(Passage):

***

Feed holds the configuration and state for a single RSS feed The struct includes fields for: - Name: feed identifier/name - URLs: RSS feed endpoint(s); the first is primary, the rest are fallbacks - Token: Mastodon API access token - Prefix: optional text to prepend to posts - Visibility: post visibility level (public, unlisted, private) - HashLink: regex to extract a hashtag from the item link - HashTag: static hashtag always added to every post from this feed - ReplaceFrom/ReplaceTo: regex-based text replacement applied to post description - ReplaceLink: regex applied to item link — all matches are removed from the URL before posting - Interval: check interval in scheduler ticks - LastRun: Unix timestamp of last processed item - Count: number of items posted - Id: Mastodon account ID - Language: default language for posts from Mastodon profile - SendTime: time when last post was sent - Followers: concurrent follower count - shedCounter: scheduled counter for posting - etag: HTTP ETag for conditional requests

func NewTestFeed added in v1.1.0

func NewTestFeed(name, url string) *Feed

NewTestFeed creates a new feed with default values for testing purposes This function is intended for testing and development purposes only

func (*Feed) ETag added in v1.1.0

func (f *Feed) ETag() []byte

ETag returns the current ETag for the feed.

func (*Feed) EmptyEtag added in v1.1.4

func (f *Feed) EmptyEtag()

EmptyEtag initialises the etag to an empty slice. Must be called after URLs are set.

func (*Feed) SetETag added in v1.1.4

func (f *Feed) SetETag(etag []byte)

SetETag stores a new ETag for the feed.

func (*Feed) URL added in v1.1.0

func (f *Feed) URL() string

URL returns the primary (first) feed URL for convenience.

type FeedURLs added in v1.1.4

type FeedURLs []string

FeedURLs holds one or more RSS feed URLs with YAML unmarshaling support for both a single string ("url: https://...") and a list ("url:\n - https://..."). The first URL is the primary; subsequent URLs are used as fallbacks in order.

func (FeedURLs) MarshalYAML added in v1.1.4

func (u FeedURLs) MarshalYAML() (any, error)

MarshalYAML implements yaml.Marshaler so that a single-element FeedURLs is serialised back as a plain scalar (preserving the original YAML format).

func (*FeedURLs) UnmarshalYAML added in v1.1.4

func (u *FeedURLs) UnmarshalYAML(value *yaml.Node) error

UnmarshalYAML implements yaml.Unmarshaler so that both scalar and sequence YAML values are accepted for the "url" field.

***

(What you are asked to do): Name every method the RSS feed documentation above defines on the Feed type. The listing that follows is separate material, unrelated to the documentation above.

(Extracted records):
***

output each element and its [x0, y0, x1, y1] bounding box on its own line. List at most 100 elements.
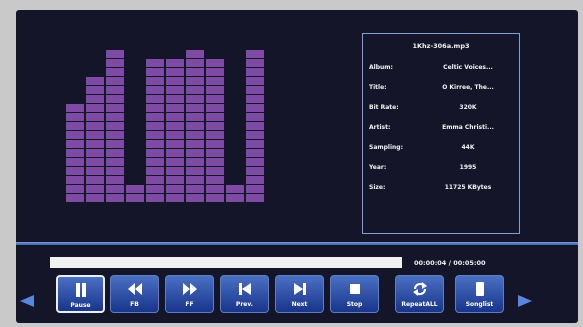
- spectrum-cell: [186, 59, 204, 67]
- fast-backward-button[interactable]: FB: [110, 275, 159, 313]
- fast-forward-label: FF: [185, 301, 194, 308]
- spectrum-cell: [106, 158, 124, 166]
- spectrum-cell: [246, 131, 264, 139]
- fast-forward-button[interactable]: FF: [165, 275, 214, 313]
- spectrum-cell: [186, 176, 204, 184]
- info-row-sampling: Sampling: 44K: [369, 144, 513, 154]
- spectrum-cell: [206, 158, 224, 166]
- spectrum-cell: [86, 158, 104, 166]
- spectrum-cell: [106, 86, 124, 94]
- info-value: Celtic Voices...: [443, 64, 493, 71]
- spectrum-cell: [246, 68, 264, 76]
- spectrum-cell: [166, 185, 184, 193]
- spectrum-cell: [66, 149, 84, 157]
- spectrum-cell: [206, 176, 224, 184]
- spectrum-cell: [186, 122, 204, 130]
- spectrum-cell: [86, 140, 104, 148]
- player-screen: 1Khz-306a.mp3 Album: Celtic Voices... Ti…: [16, 10, 578, 323]
- spectrum-cell: [126, 194, 144, 202]
- spectrum-cell: [146, 95, 164, 103]
- spectrum-cell: [246, 86, 264, 94]
- pause-button[interactable]: Pause: [56, 275, 105, 313]
- spectrum-cell: [106, 95, 124, 103]
- spectrum-cell: [106, 122, 124, 130]
- spectrum-bar: [226, 184, 244, 202]
- spectrum-cell: [186, 158, 204, 166]
- repeat-all-button[interactable]: RepeatALL: [395, 275, 444, 313]
- spectrum-cell: [246, 77, 264, 85]
- scroll-left-arrow-icon[interactable]: [20, 295, 34, 307]
- stop-button[interactable]: Stop: [330, 275, 379, 313]
- spectrum-cell: [206, 86, 224, 94]
- spectrum-cell: [146, 59, 164, 67]
- spectrum-bar: [66, 103, 84, 202]
- spectrum-cell: [106, 194, 124, 202]
- spectrum-cell: [146, 167, 164, 175]
- spectrum-cell: [66, 167, 84, 175]
- spectrum-cell: [146, 77, 164, 85]
- spectrum-cell: [106, 185, 124, 193]
- info-value: O Kirree, The...: [442, 84, 494, 91]
- spectrum-cell: [166, 140, 184, 148]
- spectrum-cell: [106, 131, 124, 139]
- spectrum-cell: [86, 95, 104, 103]
- info-value: 1995: [459, 164, 477, 171]
- info-row-artist: Artist: Emma Christi...: [369, 124, 513, 134]
- info-key: Title:: [369, 84, 387, 91]
- spectrum-cell: [106, 140, 124, 148]
- next-track-label: Next: [291, 301, 308, 308]
- spectrum-cell: [206, 113, 224, 121]
- spectrum-cell: [106, 176, 124, 184]
- spectrum-cell: [146, 131, 164, 139]
- info-value: 320K: [459, 104, 477, 111]
- spectrum-bar: [146, 58, 164, 202]
- info-key: Size:: [369, 184, 386, 191]
- next-track-button[interactable]: Next: [275, 275, 324, 313]
- info-row-year: Year: 1995: [369, 164, 513, 174]
- scroll-right-arrow-icon[interactable]: [518, 295, 532, 307]
- spectrum-bar: [126, 184, 144, 202]
- spectrum-cell: [206, 95, 224, 103]
- stop-icon: [331, 281, 378, 297]
- spectrum-cell: [86, 194, 104, 202]
- spectrum-cell: [206, 68, 224, 76]
- spectrum-cell: [86, 113, 104, 121]
- previous-track-button[interactable]: Prev.: [220, 275, 269, 313]
- songlist-button[interactable]: Songlist: [455, 275, 504, 313]
- info-row-bitrate: Bit Rate: 320K: [369, 104, 513, 114]
- spectrum-cell: [226, 185, 244, 193]
- spectrum-cell: [146, 149, 164, 157]
- spectrum-cell: [86, 77, 104, 85]
- spectrum-bar: [206, 58, 224, 202]
- spectrum-cell: [66, 131, 84, 139]
- songlist-label: Songlist: [465, 301, 494, 308]
- spectrum-cell: [86, 86, 104, 94]
- fast-backward-icon: [111, 281, 158, 297]
- spectrum-cell: [166, 149, 184, 157]
- info-key: Year:: [369, 164, 387, 171]
- songlist-icon: [456, 281, 503, 297]
- spectrum-cell: [186, 167, 204, 175]
- track-info-panel: 1Khz-306a.mp3 Album: Celtic Voices... Ti…: [362, 33, 520, 234]
- spectrum-cell: [106, 77, 124, 85]
- spectrum-cell: [246, 185, 264, 193]
- spectrum-cell: [186, 185, 204, 193]
- previous-track-icon: [221, 281, 268, 297]
- spectrum-cell: [66, 158, 84, 166]
- spectrum-cell: [206, 77, 224, 85]
- spectrum-cell: [166, 158, 184, 166]
- spectrum-cell: [146, 194, 164, 202]
- spectrum-cell: [66, 140, 84, 148]
- progress-bar[interactable]: [50, 257, 402, 268]
- repeat-icon: [396, 281, 443, 297]
- spectrum-cell: [206, 140, 224, 148]
- spectrum-cell: [86, 131, 104, 139]
- spectrum-cell: [146, 158, 164, 166]
- spectrum-cell: [106, 59, 124, 67]
- spectrum-cell: [246, 176, 264, 184]
- spectrum-cell: [206, 59, 224, 67]
- spectrum-cell: [186, 140, 204, 148]
- pause-label: Pause: [70, 302, 91, 309]
- spectrum-cell: [86, 122, 104, 130]
- spectrum-cell: [146, 104, 164, 112]
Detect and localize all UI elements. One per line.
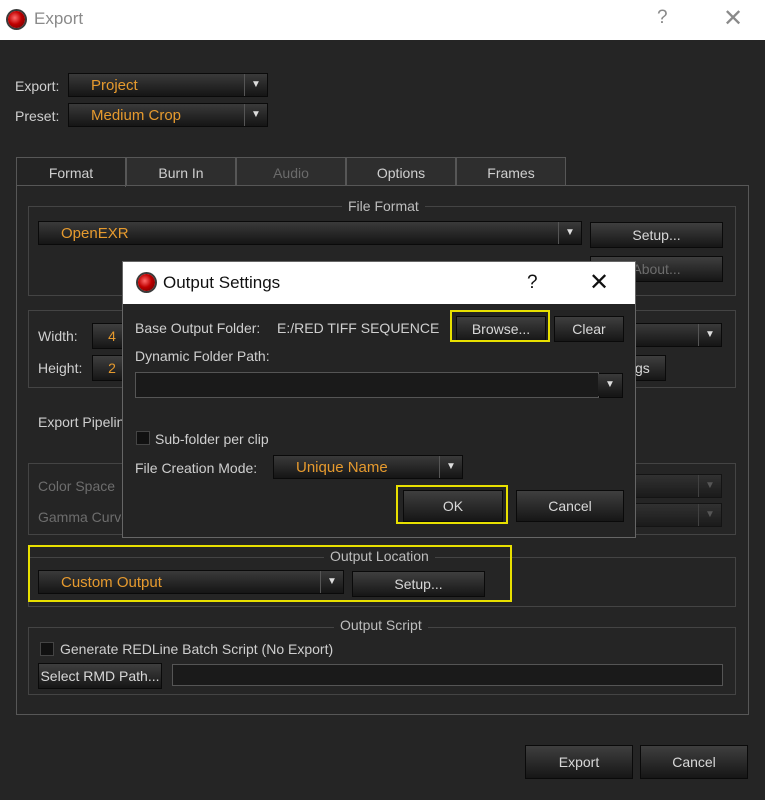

***

(Result of the task):
- ETag
- EmptyEtag
- SetETag
- URL